Continue the text on June 2026's record outflows from US spot Bitcoin ETFs, starting after its last sentence.

___ EXERCISE TEXT ___

The US spot Bitcoin ETF market has experienced a significant downturn, marking June 2026 as its worst month on record with net outflows reaching $4.06 billion. This new low eclipses the previous record of $3.56 billion in outflows set in February 2025. Notably, the month included a troubling period of seven consecutive days with net redemptions, culminating in a single-day peak outflow of $696.3 million.
The largest of the US Bitcoin ETFs, BlackRock’s IBIT, was particularly affected, bearing approximately $1.3 billion in withdrawals over just five days. By the end of June, the total assets under management across all US spot Bitcoin ETFs settled at $72.82 billion, a stark reflection of the panic that rippled through the market.
Daily outflows persisted throughout the final week of June, with June 29 alone recording net redemptions of $231 million. This negative sentiment coincided with a steep decline in Bitcoin’s price, which dropped below the $60,000 mark, hitting a year-to-date low of $58,190. This represents nearly a 30% decrease from Bitcoin’s price at the start of 2026.
The challenges faced in June did not arise suddenly. A prior streak of outflows, starting from mid-May and extending into early June, had already totaled around $4.4 billion before the month began. Alarmingly, 2026 has also marked the first calendar year in which net flows for US spot Bitcoin ETFs have turned negative overall, following their launch in January 2024.

___ GIVEN RECORDS ___

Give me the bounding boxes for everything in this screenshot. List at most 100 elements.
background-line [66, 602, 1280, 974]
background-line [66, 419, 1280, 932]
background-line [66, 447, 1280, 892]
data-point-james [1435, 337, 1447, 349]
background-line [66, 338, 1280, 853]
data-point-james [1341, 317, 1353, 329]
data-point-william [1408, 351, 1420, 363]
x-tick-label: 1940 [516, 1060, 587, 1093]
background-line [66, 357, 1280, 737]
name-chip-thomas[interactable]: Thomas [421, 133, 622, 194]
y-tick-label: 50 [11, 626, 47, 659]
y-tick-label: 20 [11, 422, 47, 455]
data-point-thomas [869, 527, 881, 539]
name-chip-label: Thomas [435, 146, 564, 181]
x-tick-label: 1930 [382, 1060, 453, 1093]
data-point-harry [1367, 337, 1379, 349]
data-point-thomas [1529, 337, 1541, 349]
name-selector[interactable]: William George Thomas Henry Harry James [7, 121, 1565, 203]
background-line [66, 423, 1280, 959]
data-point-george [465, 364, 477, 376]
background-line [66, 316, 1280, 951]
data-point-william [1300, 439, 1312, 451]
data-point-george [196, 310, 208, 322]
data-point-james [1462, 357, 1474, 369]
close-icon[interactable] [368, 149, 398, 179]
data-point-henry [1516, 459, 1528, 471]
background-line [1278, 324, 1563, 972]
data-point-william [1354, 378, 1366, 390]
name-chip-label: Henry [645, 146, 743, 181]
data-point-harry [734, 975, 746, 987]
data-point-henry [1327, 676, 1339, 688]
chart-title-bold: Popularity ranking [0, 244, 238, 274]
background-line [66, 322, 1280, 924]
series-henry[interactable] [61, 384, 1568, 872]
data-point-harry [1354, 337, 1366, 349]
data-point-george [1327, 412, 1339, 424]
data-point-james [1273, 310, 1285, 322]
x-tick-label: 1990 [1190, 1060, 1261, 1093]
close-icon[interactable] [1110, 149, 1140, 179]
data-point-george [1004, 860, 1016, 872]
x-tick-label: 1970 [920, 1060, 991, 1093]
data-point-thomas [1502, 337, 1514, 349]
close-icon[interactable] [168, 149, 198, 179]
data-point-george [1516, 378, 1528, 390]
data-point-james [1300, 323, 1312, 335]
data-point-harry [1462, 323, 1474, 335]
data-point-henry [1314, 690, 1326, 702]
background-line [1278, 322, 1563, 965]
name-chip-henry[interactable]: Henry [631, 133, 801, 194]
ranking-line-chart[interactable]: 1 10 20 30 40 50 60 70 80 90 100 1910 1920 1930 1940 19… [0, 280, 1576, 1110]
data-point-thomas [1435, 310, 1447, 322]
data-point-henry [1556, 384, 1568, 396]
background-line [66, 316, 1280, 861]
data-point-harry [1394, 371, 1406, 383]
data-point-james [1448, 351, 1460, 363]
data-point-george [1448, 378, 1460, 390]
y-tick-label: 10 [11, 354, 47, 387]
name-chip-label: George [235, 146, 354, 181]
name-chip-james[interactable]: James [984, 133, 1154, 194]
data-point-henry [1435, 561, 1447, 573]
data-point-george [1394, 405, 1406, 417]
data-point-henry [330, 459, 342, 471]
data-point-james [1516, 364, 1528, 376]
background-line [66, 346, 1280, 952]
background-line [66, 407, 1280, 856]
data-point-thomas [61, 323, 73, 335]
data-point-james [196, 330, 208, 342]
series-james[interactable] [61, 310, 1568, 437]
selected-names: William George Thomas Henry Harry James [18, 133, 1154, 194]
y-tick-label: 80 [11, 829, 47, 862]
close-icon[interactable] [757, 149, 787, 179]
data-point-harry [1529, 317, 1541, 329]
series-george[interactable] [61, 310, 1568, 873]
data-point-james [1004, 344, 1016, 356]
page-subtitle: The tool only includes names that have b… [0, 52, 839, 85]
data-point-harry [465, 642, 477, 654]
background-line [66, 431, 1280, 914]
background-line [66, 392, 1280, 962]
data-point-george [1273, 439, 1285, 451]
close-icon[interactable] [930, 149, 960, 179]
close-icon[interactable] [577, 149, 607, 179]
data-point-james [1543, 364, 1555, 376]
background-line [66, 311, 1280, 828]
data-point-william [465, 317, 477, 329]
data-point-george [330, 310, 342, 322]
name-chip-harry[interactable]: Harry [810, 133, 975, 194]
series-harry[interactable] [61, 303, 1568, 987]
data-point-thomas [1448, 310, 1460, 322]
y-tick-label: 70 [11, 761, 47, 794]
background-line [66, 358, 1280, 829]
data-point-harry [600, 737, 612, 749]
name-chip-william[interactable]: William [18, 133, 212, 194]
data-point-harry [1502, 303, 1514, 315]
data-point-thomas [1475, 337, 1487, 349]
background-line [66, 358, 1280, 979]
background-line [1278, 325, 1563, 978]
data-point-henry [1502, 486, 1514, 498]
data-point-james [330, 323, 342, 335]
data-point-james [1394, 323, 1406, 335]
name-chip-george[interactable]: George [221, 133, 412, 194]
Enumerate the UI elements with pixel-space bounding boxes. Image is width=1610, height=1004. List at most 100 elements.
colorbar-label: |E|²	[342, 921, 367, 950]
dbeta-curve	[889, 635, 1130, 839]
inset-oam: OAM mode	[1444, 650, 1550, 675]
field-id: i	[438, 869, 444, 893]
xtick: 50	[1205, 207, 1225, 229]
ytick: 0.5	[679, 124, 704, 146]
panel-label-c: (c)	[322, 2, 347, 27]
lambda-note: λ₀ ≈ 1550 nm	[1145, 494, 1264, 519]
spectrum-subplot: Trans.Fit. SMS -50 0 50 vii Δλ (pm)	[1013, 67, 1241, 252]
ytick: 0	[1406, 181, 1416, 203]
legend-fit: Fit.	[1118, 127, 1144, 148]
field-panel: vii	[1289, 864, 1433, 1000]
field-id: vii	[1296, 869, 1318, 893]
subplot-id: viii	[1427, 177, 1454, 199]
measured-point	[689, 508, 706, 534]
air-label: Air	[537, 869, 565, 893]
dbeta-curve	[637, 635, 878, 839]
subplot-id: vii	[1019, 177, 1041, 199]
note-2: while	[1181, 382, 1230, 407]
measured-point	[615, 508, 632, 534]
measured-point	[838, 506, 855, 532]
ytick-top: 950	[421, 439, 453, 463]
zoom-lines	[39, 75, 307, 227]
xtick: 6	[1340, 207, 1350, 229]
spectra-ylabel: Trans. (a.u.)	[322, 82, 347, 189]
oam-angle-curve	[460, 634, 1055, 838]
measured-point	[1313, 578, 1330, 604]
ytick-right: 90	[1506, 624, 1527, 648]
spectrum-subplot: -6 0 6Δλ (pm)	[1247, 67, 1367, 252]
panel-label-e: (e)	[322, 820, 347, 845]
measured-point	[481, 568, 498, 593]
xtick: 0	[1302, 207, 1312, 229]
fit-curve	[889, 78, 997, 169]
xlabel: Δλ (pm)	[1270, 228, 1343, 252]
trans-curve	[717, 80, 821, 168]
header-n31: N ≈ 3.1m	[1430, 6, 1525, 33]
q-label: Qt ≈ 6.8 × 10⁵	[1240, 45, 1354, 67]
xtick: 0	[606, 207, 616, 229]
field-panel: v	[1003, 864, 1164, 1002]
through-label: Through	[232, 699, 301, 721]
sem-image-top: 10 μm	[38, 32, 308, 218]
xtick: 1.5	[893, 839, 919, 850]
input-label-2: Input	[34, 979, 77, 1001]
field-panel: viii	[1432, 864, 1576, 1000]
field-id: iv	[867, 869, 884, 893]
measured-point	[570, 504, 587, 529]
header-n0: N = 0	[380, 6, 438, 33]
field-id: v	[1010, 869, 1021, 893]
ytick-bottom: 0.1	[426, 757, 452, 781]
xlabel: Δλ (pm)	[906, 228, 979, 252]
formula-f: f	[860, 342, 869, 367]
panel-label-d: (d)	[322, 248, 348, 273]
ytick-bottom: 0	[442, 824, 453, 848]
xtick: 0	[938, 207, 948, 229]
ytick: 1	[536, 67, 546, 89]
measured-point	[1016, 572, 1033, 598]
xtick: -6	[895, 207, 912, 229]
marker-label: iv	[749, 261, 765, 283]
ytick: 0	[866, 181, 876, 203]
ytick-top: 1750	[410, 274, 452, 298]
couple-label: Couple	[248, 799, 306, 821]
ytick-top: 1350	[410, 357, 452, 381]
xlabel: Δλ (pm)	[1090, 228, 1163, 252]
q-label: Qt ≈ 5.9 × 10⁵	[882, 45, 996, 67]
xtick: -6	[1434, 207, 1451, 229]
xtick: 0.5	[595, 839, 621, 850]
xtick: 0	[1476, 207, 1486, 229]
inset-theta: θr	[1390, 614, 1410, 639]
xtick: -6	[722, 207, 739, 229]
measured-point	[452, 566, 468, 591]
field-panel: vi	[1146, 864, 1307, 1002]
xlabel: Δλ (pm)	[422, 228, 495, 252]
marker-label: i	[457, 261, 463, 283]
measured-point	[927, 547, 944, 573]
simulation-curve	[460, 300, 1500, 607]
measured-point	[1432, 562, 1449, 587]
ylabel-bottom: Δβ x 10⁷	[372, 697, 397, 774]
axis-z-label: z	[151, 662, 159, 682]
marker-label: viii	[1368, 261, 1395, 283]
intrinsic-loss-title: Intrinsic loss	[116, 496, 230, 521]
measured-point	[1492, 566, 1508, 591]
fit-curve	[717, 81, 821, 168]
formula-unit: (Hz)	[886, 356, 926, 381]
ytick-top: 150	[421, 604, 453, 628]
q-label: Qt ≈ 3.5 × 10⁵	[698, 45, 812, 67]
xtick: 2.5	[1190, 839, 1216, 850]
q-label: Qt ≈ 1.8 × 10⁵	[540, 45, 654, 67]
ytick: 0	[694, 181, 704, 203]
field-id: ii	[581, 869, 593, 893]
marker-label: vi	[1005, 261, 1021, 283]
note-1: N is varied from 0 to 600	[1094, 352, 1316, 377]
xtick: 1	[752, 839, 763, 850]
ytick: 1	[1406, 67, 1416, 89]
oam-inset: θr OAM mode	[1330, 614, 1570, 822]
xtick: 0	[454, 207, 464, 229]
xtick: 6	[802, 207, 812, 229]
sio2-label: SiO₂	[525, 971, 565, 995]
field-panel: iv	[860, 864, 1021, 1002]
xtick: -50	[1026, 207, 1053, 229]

___

ANSWER SPACE:
Despite the staggering dollar outflows, Bitcoin holdings within ETF vehicles remained near historical highs when assessed in BTC terms. This indicates that while redemptions are occurring, the underlying asset values retained within the ETFs are still substantial. Additionally, corporate treasury buyers have been acquiring Bitcoin during this dip, providing a form of counterbalancing demand that is not reflected in the ETF flow data.
Though the outflows have been significant, BlackRock’s IBIT maintains its position as the leading product by assets, highlighting that the concentration of redemptions over that five-day period is largely a result of its market size. The persistence of adverse flows raises questions about investor confidence in the space, as stakeholders assess the broader implications for the future of Bitcoin ETFs.